Texto del ejercicio:
╔══

¿Ves como no hace falta llenar el armario para dar diferentes imágenes de ti? Según cómo combinas una prenda dices muchas cosas de tu carácter a quienes te rodean.

a. ¡No me corto! Te gusta liarte la manta a la cabeza de vez en cuando, aunque sea por mera diversión. No te gusta tomarte nada en serio ¡ni siquiera a ti misma! Sabes romper tus propios límites y te atreves con superposiciones imposibles que a ti te quedan de muerte.

Lo tuyo es la originalidad sin límites. Simpática hasta la médula, tu mejor arma son las sonrisas y los guiños.

b. Estoy seria Sabes lo que significa “vestirse para la ocasión”, sobre todo a la hora de ir a buscar un trabajo o quedar de niña buena con los padres de tu chico. Estás de suerte porque los pantalones pitillo se llevan a rabiar y tú sabes combinarlos con tops y chaquetas ceñidas.

Te acusan de cabezota, pero lo que ocurre es que tú sabes luchar en cualquier campo para conseguir lo que te interesa.

c. Quiero ligar Las pieles te ponen porque son la excusa para sacar la niña mala que tienes escondida, ¿a que sí? Además, el leopardo es tan desconcertante que sirve tanto para ir de buena y quedarte con el más mono, como para jugar a vampiresa y acertar de pleno con el más canalla. Una cosa está clara: Las pieles te favorecen ¡y arrasas! Lo ambiguo corre por tus venas y das tanto miedo ¡que pueden salir corriendo! Explota tu lado accesible.

Te encanta patear mercadillos y tiendas de segunda mano en busca de prendas fetiche ¡que consideras joyas! Sólo hay que abrir tu armario para encontrar ropa de todas las épocas, colores y estilos. Te has creado un look propio con personalidad arrolladora. Te encanta reciclar, aunque si tuvieras pasta… otro gallo cantaría. La escasez afina el ingenio, ¡tu mejor recurso!

╚══

Tarea:
¿Cómo se traduce al inglés esta oración del texto sobre la ropa y el carácter: «Sólo hay que abrir tu armario para encontrar ropa de todas las épocas, colores y estilos»?

Material:
╔══

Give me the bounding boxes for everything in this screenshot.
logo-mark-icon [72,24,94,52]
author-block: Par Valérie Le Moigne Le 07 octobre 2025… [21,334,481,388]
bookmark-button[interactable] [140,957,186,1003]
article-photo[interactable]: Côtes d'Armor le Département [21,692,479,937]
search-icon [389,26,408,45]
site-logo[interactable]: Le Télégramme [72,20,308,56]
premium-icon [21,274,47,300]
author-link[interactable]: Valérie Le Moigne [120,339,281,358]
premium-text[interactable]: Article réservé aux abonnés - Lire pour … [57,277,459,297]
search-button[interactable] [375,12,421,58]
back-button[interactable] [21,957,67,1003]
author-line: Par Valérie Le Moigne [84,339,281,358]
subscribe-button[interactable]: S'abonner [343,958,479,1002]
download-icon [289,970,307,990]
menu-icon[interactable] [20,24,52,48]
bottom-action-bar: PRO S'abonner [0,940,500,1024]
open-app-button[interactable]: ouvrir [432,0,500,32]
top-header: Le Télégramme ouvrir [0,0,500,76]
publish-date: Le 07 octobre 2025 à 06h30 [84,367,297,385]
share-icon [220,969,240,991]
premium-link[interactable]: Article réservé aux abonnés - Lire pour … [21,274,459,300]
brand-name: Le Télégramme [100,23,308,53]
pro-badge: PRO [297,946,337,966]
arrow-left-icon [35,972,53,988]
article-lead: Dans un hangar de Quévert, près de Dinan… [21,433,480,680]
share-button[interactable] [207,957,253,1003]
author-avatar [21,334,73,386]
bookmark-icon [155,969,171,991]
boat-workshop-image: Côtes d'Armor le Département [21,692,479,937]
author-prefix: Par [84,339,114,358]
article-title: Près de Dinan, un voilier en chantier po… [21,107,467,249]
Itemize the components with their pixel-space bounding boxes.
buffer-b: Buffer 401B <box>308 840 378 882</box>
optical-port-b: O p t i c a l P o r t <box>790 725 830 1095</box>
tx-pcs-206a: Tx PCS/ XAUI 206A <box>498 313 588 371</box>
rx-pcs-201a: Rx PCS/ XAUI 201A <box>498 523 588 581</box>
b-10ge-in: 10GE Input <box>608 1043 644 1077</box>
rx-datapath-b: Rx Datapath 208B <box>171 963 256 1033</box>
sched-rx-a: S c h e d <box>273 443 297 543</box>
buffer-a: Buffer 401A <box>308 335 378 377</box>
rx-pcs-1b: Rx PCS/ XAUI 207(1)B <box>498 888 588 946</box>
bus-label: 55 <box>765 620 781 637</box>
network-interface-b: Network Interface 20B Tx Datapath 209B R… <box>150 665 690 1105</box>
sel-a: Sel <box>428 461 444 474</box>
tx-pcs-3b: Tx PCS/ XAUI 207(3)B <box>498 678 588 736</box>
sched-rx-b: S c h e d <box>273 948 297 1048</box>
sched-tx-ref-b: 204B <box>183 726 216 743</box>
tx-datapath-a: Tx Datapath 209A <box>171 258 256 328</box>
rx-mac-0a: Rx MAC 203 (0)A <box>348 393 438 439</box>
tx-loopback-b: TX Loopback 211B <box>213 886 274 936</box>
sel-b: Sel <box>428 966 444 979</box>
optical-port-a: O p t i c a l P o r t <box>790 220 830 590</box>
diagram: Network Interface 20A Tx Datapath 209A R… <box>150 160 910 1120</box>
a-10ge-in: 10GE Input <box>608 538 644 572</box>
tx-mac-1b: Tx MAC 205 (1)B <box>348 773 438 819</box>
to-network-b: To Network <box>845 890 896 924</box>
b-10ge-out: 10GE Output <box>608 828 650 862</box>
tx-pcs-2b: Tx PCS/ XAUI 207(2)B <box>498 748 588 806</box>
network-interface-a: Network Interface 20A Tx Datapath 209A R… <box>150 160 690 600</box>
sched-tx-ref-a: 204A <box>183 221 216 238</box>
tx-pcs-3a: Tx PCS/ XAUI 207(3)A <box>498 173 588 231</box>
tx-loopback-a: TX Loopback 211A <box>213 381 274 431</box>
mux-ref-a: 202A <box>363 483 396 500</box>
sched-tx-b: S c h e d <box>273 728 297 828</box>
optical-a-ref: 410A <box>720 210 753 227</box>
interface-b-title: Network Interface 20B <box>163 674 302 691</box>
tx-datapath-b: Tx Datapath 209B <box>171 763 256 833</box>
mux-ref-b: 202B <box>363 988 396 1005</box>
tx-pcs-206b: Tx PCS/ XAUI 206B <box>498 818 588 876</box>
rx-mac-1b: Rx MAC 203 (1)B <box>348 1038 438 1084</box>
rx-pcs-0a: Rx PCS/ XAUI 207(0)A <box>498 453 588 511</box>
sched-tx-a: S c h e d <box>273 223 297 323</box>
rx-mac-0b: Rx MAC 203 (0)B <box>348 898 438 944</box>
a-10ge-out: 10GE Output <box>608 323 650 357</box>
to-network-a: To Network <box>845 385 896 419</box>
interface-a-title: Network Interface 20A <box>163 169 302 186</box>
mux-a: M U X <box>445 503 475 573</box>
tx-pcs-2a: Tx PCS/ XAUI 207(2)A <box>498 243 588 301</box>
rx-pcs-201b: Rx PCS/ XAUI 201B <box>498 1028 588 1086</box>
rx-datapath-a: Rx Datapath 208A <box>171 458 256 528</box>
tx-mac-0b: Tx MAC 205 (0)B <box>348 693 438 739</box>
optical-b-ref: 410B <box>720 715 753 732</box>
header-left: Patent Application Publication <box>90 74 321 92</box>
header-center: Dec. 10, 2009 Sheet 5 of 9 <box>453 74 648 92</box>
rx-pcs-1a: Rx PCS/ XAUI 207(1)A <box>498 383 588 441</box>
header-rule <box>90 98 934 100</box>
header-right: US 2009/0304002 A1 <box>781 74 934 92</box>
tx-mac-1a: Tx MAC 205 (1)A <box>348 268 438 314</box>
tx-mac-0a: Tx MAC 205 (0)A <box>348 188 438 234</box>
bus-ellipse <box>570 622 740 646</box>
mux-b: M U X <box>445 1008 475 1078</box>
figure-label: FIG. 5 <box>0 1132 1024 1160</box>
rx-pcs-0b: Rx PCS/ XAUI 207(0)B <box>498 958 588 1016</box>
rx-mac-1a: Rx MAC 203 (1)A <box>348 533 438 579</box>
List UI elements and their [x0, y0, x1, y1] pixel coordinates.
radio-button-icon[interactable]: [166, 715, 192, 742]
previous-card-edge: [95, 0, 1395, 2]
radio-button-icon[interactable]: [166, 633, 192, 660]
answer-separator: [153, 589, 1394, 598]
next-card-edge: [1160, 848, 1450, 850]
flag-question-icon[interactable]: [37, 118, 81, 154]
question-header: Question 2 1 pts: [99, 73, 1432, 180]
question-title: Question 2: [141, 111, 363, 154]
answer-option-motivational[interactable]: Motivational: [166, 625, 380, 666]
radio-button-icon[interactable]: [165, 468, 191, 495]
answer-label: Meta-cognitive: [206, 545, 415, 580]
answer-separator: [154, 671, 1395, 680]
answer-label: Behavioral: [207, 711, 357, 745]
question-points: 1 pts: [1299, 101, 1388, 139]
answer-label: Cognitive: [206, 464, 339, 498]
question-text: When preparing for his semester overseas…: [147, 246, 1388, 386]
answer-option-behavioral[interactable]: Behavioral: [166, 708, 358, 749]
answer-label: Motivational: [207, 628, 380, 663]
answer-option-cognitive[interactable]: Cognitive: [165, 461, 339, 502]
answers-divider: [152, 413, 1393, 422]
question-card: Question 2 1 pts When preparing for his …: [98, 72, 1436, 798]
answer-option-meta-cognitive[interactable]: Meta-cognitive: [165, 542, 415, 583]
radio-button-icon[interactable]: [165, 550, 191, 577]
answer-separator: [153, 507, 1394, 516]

╚══

Solución:
You only have to open your closet to find clothes from every era, color, and style.